GIVEN EXERCISE:
All the data below goes into the copy word for word, but the pictures don't.

GIVEN RECORDS:
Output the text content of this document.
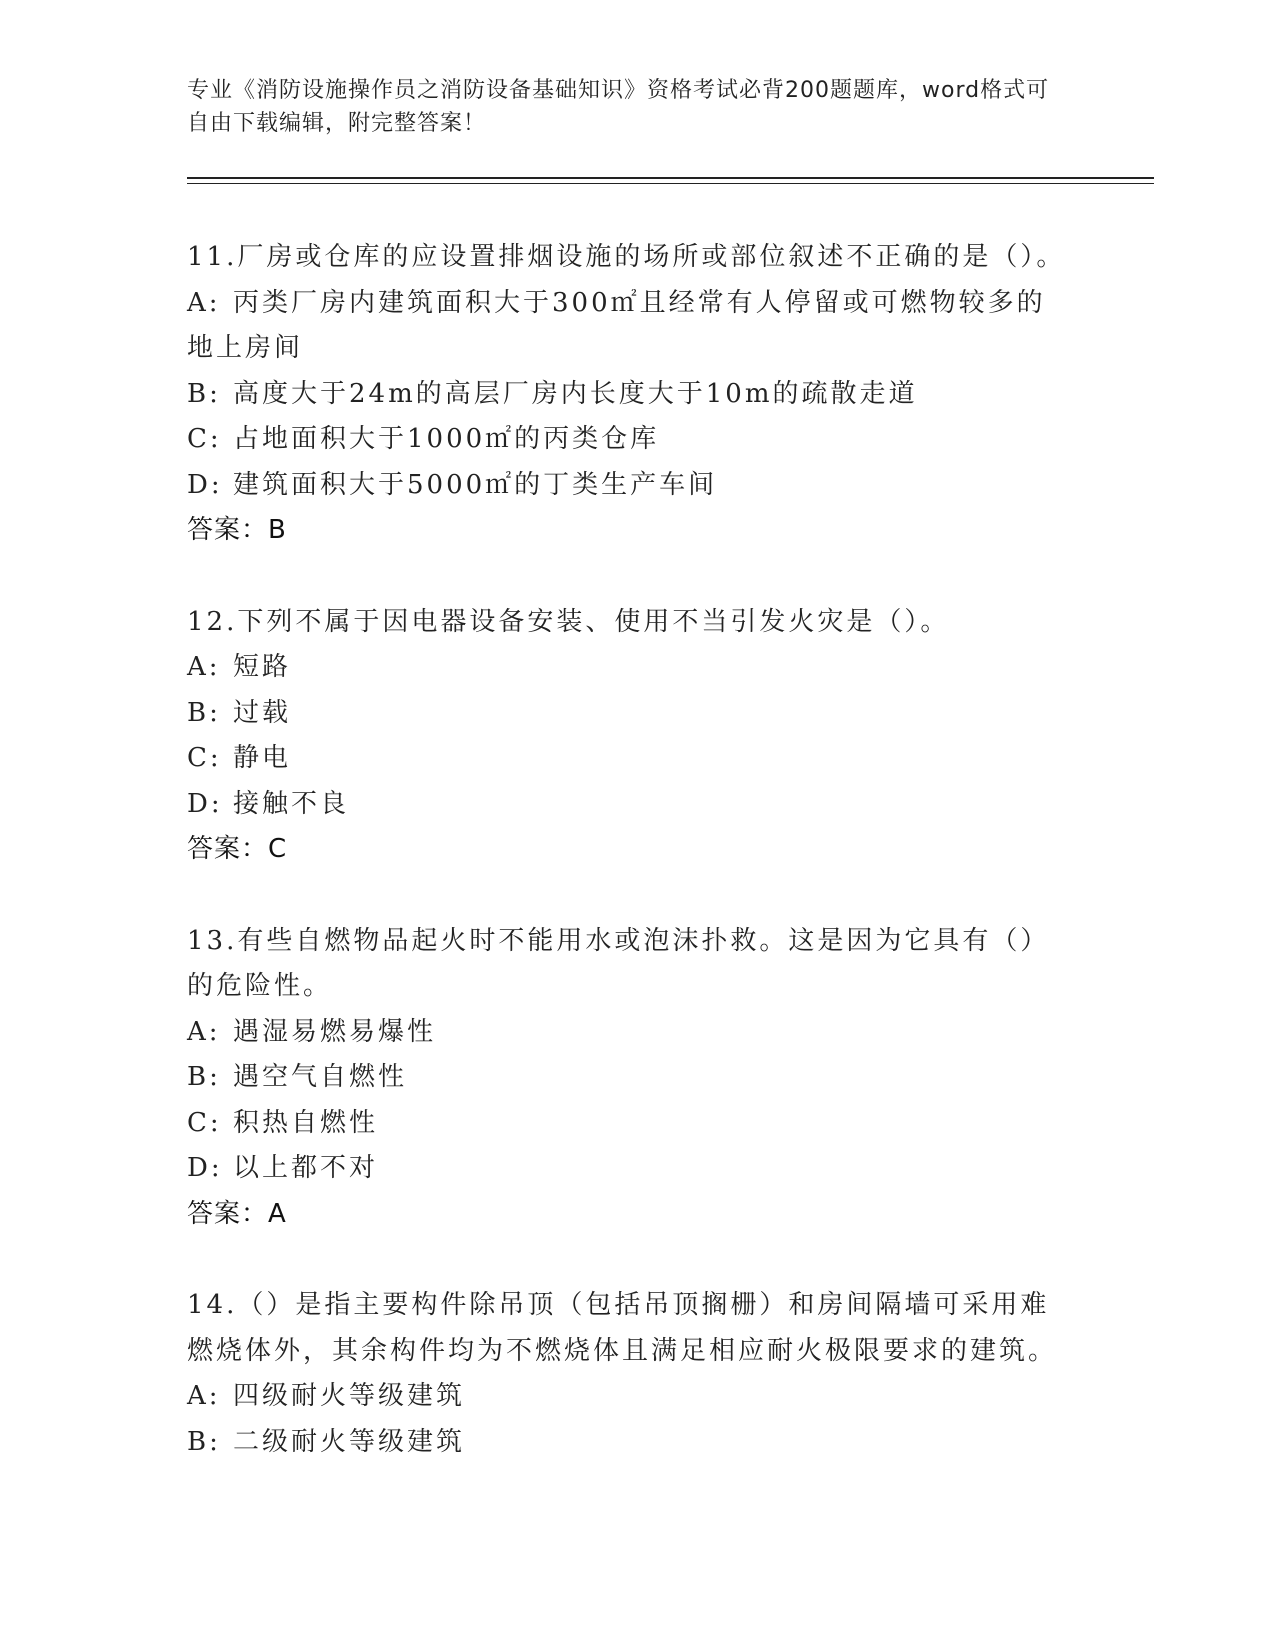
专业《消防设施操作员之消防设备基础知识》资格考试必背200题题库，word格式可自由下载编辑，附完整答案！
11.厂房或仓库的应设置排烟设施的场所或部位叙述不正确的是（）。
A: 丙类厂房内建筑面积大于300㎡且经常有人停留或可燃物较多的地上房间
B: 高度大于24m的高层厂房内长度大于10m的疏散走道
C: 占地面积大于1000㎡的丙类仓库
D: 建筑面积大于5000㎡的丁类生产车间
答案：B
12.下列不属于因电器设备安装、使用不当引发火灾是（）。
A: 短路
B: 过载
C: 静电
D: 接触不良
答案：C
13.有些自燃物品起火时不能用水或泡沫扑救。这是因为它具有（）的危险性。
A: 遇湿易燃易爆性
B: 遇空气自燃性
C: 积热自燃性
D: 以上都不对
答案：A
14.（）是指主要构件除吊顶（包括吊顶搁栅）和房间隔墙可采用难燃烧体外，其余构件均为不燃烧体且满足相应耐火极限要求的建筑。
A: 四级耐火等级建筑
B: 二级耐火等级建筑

RESULT OF THIS TASK:
Output the text content of this document.
专业《消防设施操作员之消防设备基础知识》资格考试必背200题题库，word格式可自由下载编辑，附完整答案！
11.厂房或仓库的应设置排烟设施的场所或部位叙述不正确的是（）。
A: 丙类厂房内建筑面积大于300㎡且经常有人停留或可燃物较多的地上房间
B: 高度大于24m的高层厂房内长度大于10m的疏散走道
C: 占地面积大于1000㎡的丙类仓库
D: 建筑面积大于5000㎡的丁类生产车间
答案：B
12.下列不属于因电器设备安装、使用不当引发火灾是（）。
A: 短路
B: 过载
C: 静电
D: 接触不良
答案：C
13.有些自燃物品起火时不能用水或泡沫扑救。这是因为它具有（）的危险性。
A: 遇湿易燃易爆性
B: 遇空气自燃性
C: 积热自燃性
D: 以上都不对
答案：A
14.（）是指主要构件除吊顶（包括吊顶搁栅）和房间隔墙可采用难燃烧体外，其余构件均为不燃烧体且满足相应耐火极限要求的建筑。
A: 四级耐火等级建筑
B: 二级耐火等级建筑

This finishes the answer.